* **The task**
Find the word "需要自行安装" in the records below. List each line containing it.

* **Records to process**
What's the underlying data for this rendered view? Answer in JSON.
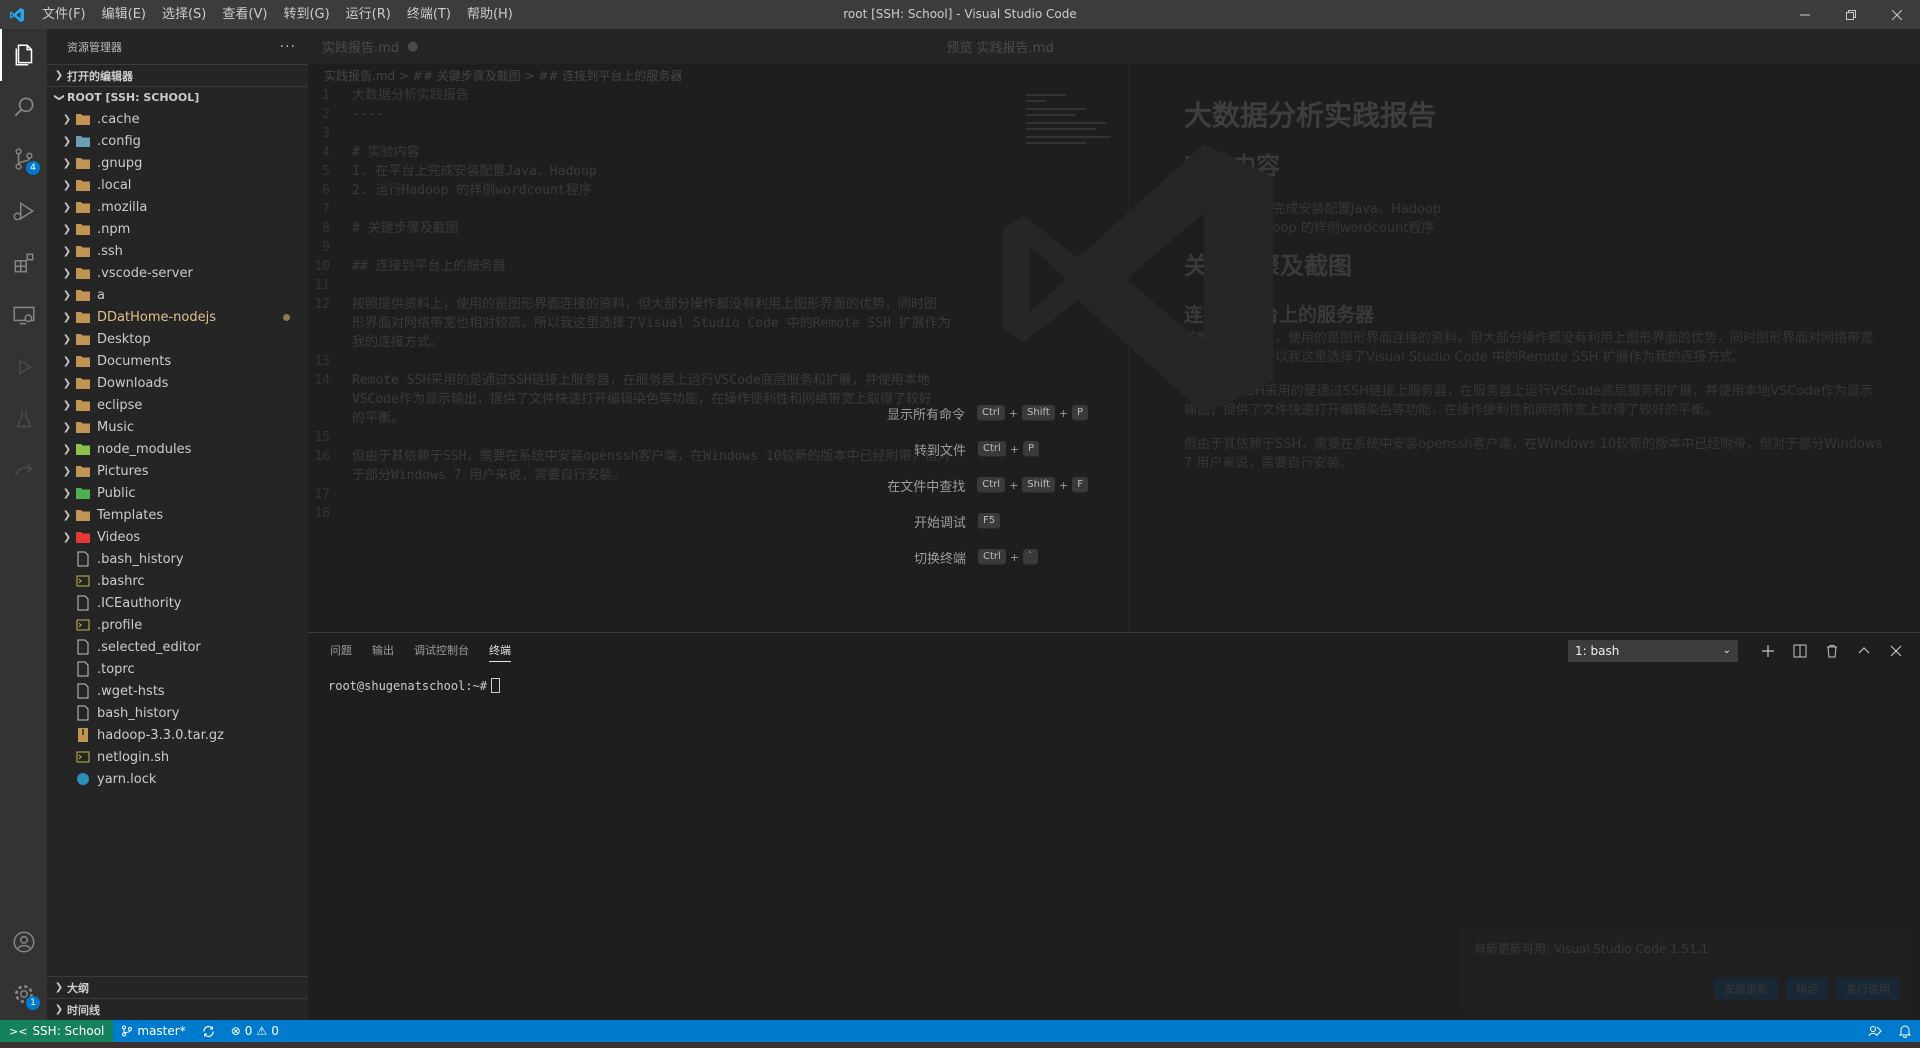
{
  "window": {
    "title": "root [SSH: School] - Visual Studio Code",
    "menu": [
      "文件(F)",
      "编辑(E)",
      "选择(S)",
      "查看(V)",
      "转到(G)",
      "运行(R)",
      "终端(T)",
      "帮助(H)"
    ]
  },
  "activity": {
    "scm_badge": "4",
    "settings_badge": "1"
  },
  "sidebar": {
    "title": "资源管理器",
    "open_editors": "打开的编辑器",
    "root": "ROOT [SSH: SCHOOL]",
    "folders": [
      {
        "name": ".cache",
        "color": "#c09553"
      },
      {
        "name": ".config",
        "color": "#6a9fb5"
      },
      {
        "name": ".gnupg",
        "color": "#c09553"
      },
      {
        "name": ".local",
        "color": "#c09553"
      },
      {
        "name": ".mozilla",
        "color": "#c09553"
      },
      {
        "name": ".npm",
        "color": "#c09553"
      },
      {
        "name": ".ssh",
        "color": "#c09553"
      },
      {
        "name": ".vscode-server",
        "color": "#c09553"
      },
      {
        "name": "a",
        "color": "#c09553"
      },
      {
        "name": "DDatHome-nodejs",
        "color": "#c09553"
      },
      {
        "name": "Desktop",
        "color": "#c09553"
      },
      {
        "name": "Documents",
        "color": "#c09553"
      },
      {
        "name": "Downloads",
        "color": "#c09553"
      },
      {
        "name": "eclipse",
        "color": "#c09553"
      },
      {
        "name": "Music",
        "color": "#c09553"
      },
      {
        "name": "node_modules",
        "color": "#8bc34a"
      },
      {
        "name": "Pictures",
        "color": "#c09553"
      },
      {
        "name": "Public",
        "color": "#4caf50"
      },
      {
        "name": "Templates",
        "color": "#c09553"
      },
      {
        "name": "Videos",
        "color": "#e53935"
      }
    ],
    "files": [
      ".bash_history",
      ".bashrc",
      ".ICEauthority",
      ".profile",
      ".selected_editor",
      ".toprc",
      ".wget-hsts",
      "bash_history",
      "hadoop-3.3.0.tar.gz",
      "netlogin.sh",
      "yarn.lock"
    ],
    "outline": "大纲",
    "timeline": "时间线"
  },
  "editor": {
    "tab": "实践报告.md",
    "preview_tab": "预览 实践报告.md",
    "breadcrumb": "实践报告.md > ## 关键步骤及截图 > ## 连接到平台上的服务器",
    "lines": [
      {
        "n": "1",
        "t": "大数据分析实践报告"
      },
      {
        "n": "2",
        "t": "----"
      },
      {
        "n": "3",
        "t": ""
      },
      {
        "n": "4",
        "t": "# 实验内容"
      },
      {
        "n": "5",
        "t": "1. 在平台上完成安装配置Java、Hadoop"
      },
      {
        "n": "6",
        "t": "2. 运行Hadoop 的样例wordcount程序"
      },
      {
        "n": "7",
        "t": ""
      },
      {
        "n": "8",
        "t": "# 关键步骤及截图"
      },
      {
        "n": "9",
        "t": ""
      },
      {
        "n": "10",
        "t": "## 连接到平台上的服务器"
      },
      {
        "n": "11",
        "t": ""
      },
      {
        "n": "12",
        "t": "按照提供资料上，使用的是图形界面连接的资料，但大部分操作都没有利用上图形界面的优势，同时图"
      },
      {
        "n": "",
        "t": "形界面对网络带宽也相对较高，所以我这里选择了Visual Studio Code 中的Remote SSH 扩展作为"
      },
      {
        "n": "",
        "t": "我的连接方式。"
      },
      {
        "n": "13",
        "t": ""
      },
      {
        "n": "14",
        "t": "Remote SSH采用的是通过SSH链接上服务器，在服务器上运行VSCode底层服务和扩展，并使用本地"
      },
      {
        "n": "",
        "t": "VSCode作为显示输出，提供了文件快速打开编辑染色等功能，在操作便利性和网络带宽上取得了较好"
      },
      {
        "n": "",
        "t": "的平衡。"
      },
      {
        "n": "15",
        "t": ""
      },
      {
        "n": "16",
        "t": "但由于其依赖于SSH，需要在系统中安装openssh客户端，在Windows 10较新的版本中已经附带，但对"
      },
      {
        "n": "",
        "t": "于部分Windows 7 用户来说，需要自行安装。"
      },
      {
        "n": "17",
        "t": ""
      },
      {
        "n": "18",
        "t": ""
      }
    ],
    "preview": {
      "h1": "大数据分析实践报告",
      "h2a": "实验内容",
      "li1": "1. 在平台上完成安装配置Java、Hadoop",
      "li2": "2. 运行Hadoop 的样例wordcount程序",
      "h2b": "关键步骤及截图",
      "h3": "连接到平台上的服务器",
      "p1": "按照提供资料上，使用的是图形界面连接的资料，但大部分操作都没有利用上图形界面的优势，同时图形界面对网络带宽也相对较高，所以我这里选择了Visual Studio Code 中的Remote SSH 扩展作为我的连接方式。",
      "p2": "Remote SSH采用的是通过SSH链接上服务器，在服务器上运行VSCode底层服务和扩展，并使用本地VSCode作为显示输出，提供了文件快速打开编辑染色等功能，在操作便利性和网络带宽上取得了较好的平衡。",
      "p3": "但由于其依赖于SSH，需要在系统中安装openssh客户端，在Windows 10较新的版本中已经附带，但对于部分Windows 7 用户来说，需要自行安装。"
    }
  },
  "welcome": [
    {
      "label": "显示所有命令",
      "keys": [
        "Ctrl",
        "Shift",
        "P"
      ]
    },
    {
      "label": "转到文件",
      "keys": [
        "Ctrl",
        "P"
      ]
    },
    {
      "label": "在文件中查找",
      "keys": [
        "Ctrl",
        "Shift",
        "F"
      ]
    },
    {
      "label": "开始调试",
      "keys": [
        "F5"
      ]
    },
    {
      "label": "切换终端",
      "keys": [
        "Ctrl",
        "`"
      ]
    }
  ],
  "panel": {
    "tabs": [
      "问题",
      "输出",
      "调试控制台",
      "终端"
    ],
    "terminal_select": "1: bash",
    "prompt": "root@shugenatschool:~#"
  },
  "notification": {
    "text": "有新更新可用: Visual Studio Code 1.51.1",
    "actions": [
      "安装更新",
      "稍后",
      "发行说明"
    ]
  },
  "statusbar": {
    "remote": "SSH: School",
    "branch": "master*",
    "errors": "0",
    "warnings": "0"
  }
}
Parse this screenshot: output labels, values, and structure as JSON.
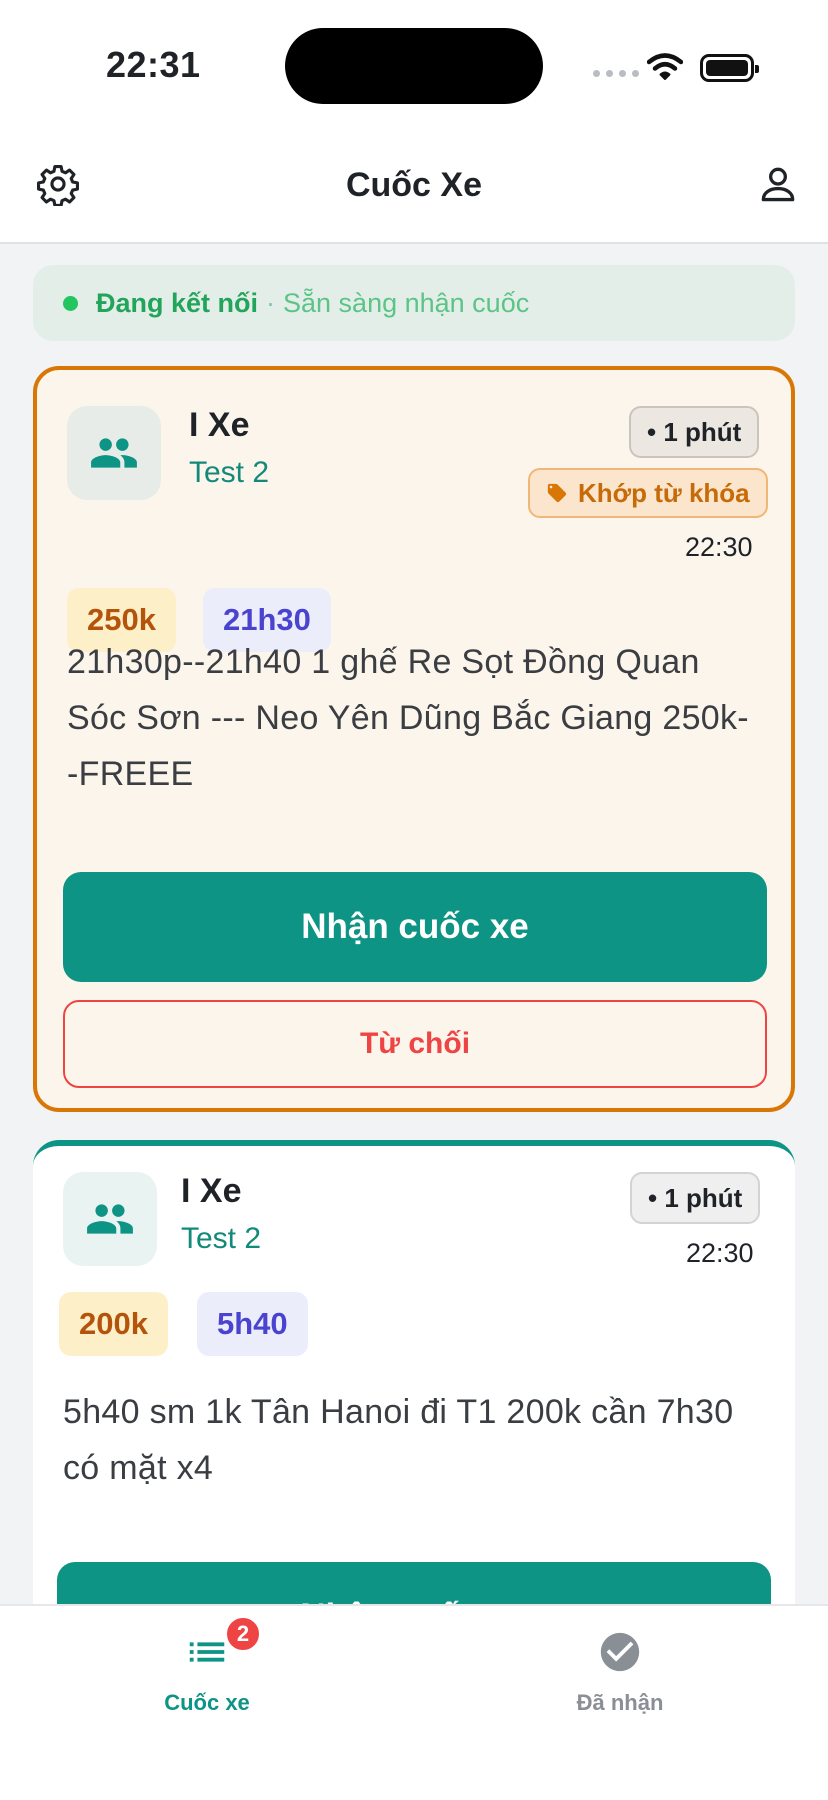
{
  "status_bar": {
    "time": "22:31"
  },
  "header": {
    "title": "Cuốc Xe"
  },
  "connection": {
    "status": "Đang kết nối",
    "separator": "·",
    "message": "Sẵn sàng nhận cuốc"
  },
  "rides": [
    {
      "name": "I Xe",
      "group": "Test 2",
      "age": "• 1 phút",
      "keyword_badge": "Khớp từ khóa",
      "time": "22:30",
      "price": "250k",
      "pickup_time": "21h30",
      "message": "21h30p--21h40  1 ghế Re Sọt Đồng Quan Sóc Sơn --- Neo  Yên Dũng Bắc Giang 250k--FREEE",
      "accept_label": "Nhận cuốc xe",
      "reject_label": "Từ chối",
      "highlight_color": "#d97706"
    },
    {
      "name": "I Xe",
      "group": "Test 2",
      "age": "• 1 phút",
      "time": "22:30",
      "price": "200k",
      "pickup_time": "5h40",
      "message": "5h40 sm 1k Tân  Hanoi đi T1 200k cần 7h30 có mặt x4",
      "accept_label": "Nhận cuốc xe",
      "highlight_color": "#0e9484"
    }
  ],
  "tabs": [
    {
      "label": "Cuốc xe",
      "icon": "list-icon",
      "badge": "2",
      "active": true
    },
    {
      "label": "Đã nhận",
      "icon": "check-circle-icon",
      "active": false
    }
  ],
  "colors": {
    "primary": "#0e9484",
    "accent": "#d97706",
    "danger": "#ef4444",
    "connected": "#22c55e"
  }
}
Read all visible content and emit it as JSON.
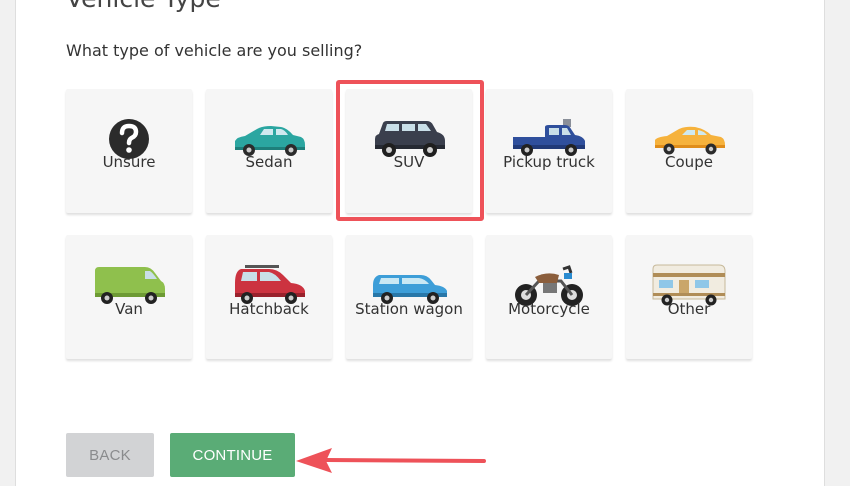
{
  "page": {
    "heading": "Vehicle Type",
    "question": "What type of vehicle are you selling?"
  },
  "vehicles": [
    {
      "label": "Unsure",
      "icon": "question-icon",
      "selected": false
    },
    {
      "label": "Sedan",
      "icon": "sedan-icon",
      "selected": false
    },
    {
      "label": "SUV",
      "icon": "suv-icon",
      "selected": true
    },
    {
      "label": "Pickup truck",
      "icon": "pickup-truck-icon",
      "selected": false
    },
    {
      "label": "Coupe",
      "icon": "coupe-icon",
      "selected": false
    },
    {
      "label": "Van",
      "icon": "van-icon",
      "selected": false
    },
    {
      "label": "Hatchback",
      "icon": "hatchback-icon",
      "selected": false
    },
    {
      "label": "Station wagon",
      "icon": "station-wagon-icon",
      "selected": false
    },
    {
      "label": "Motorcycle",
      "icon": "motorcycle-icon",
      "selected": false
    },
    {
      "label": "Other",
      "icon": "rv-icon",
      "selected": false
    }
  ],
  "buttons": {
    "back_label": "BACK",
    "continue_label": "CONTINUE"
  },
  "colors": {
    "highlight": "#ee5259",
    "continue": "#5aac76",
    "back": "#d2d3d5"
  }
}
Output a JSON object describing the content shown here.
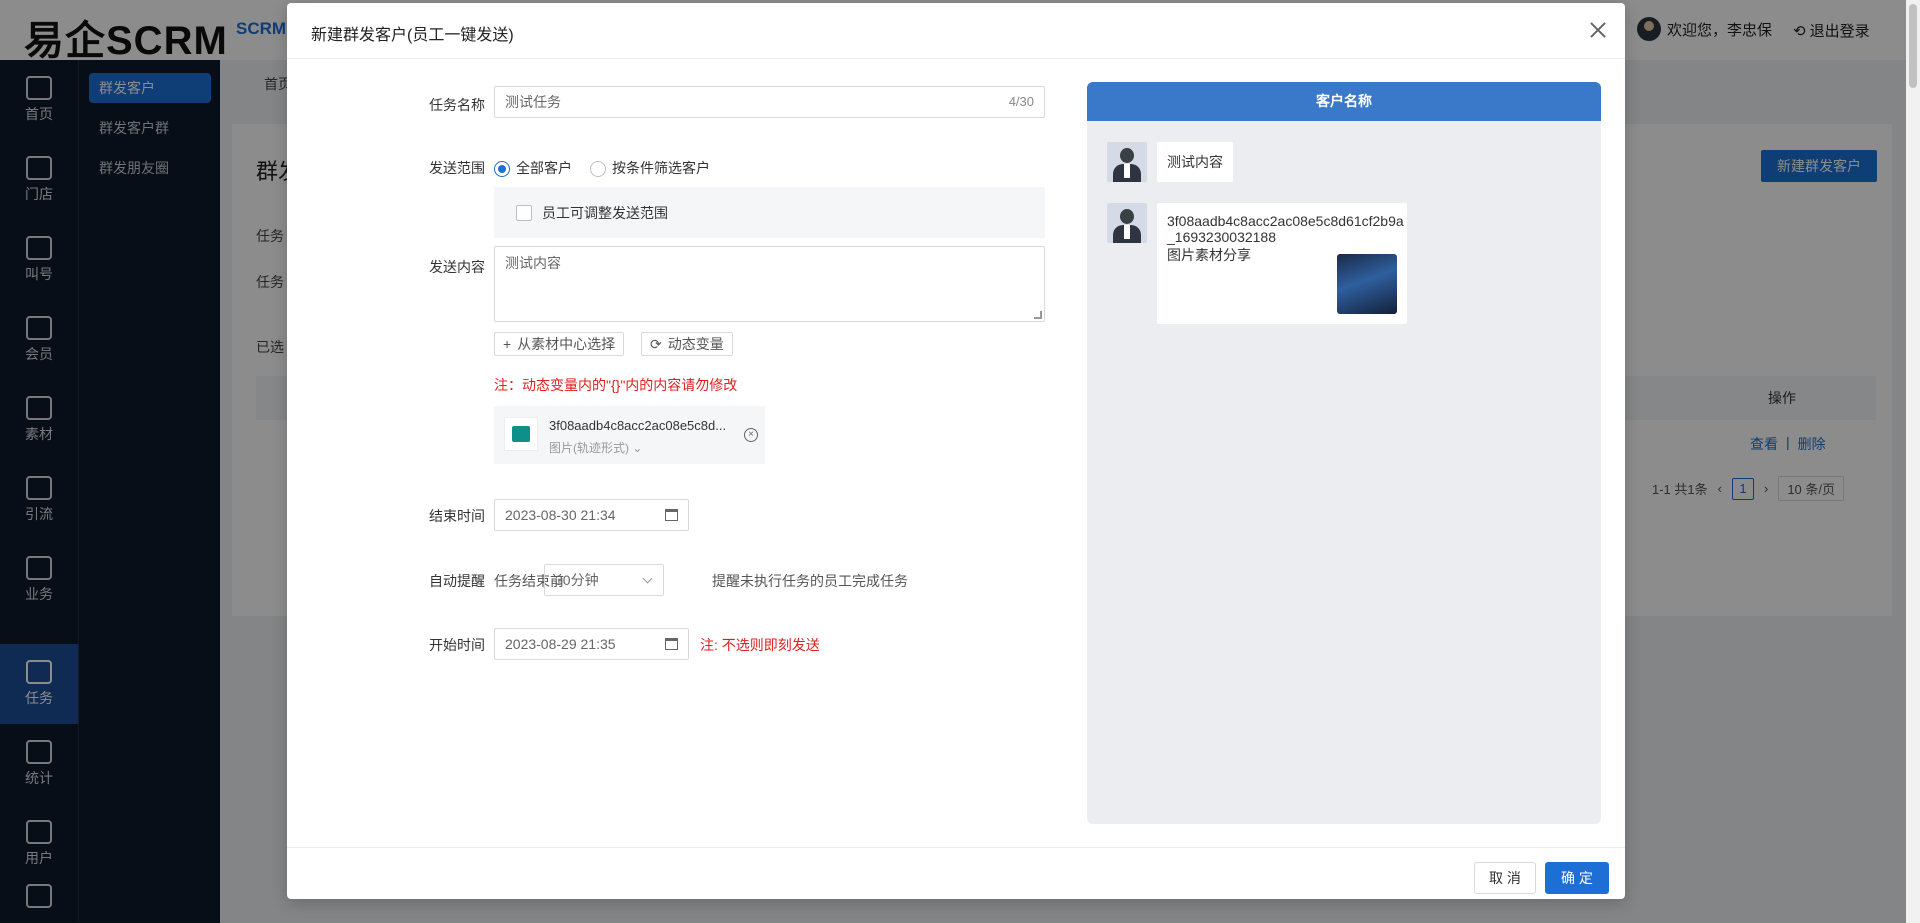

* **Completed exercise**
        "t": "于部分Windows 7 用户来说，需要自行安装。"
      "p3": "但由于其依赖于SSH，需要在系统中安装openssh客户端，在Windows 10较新的版本中已经附带，但对于部分Windows 7 用户来说，需要自行安装。"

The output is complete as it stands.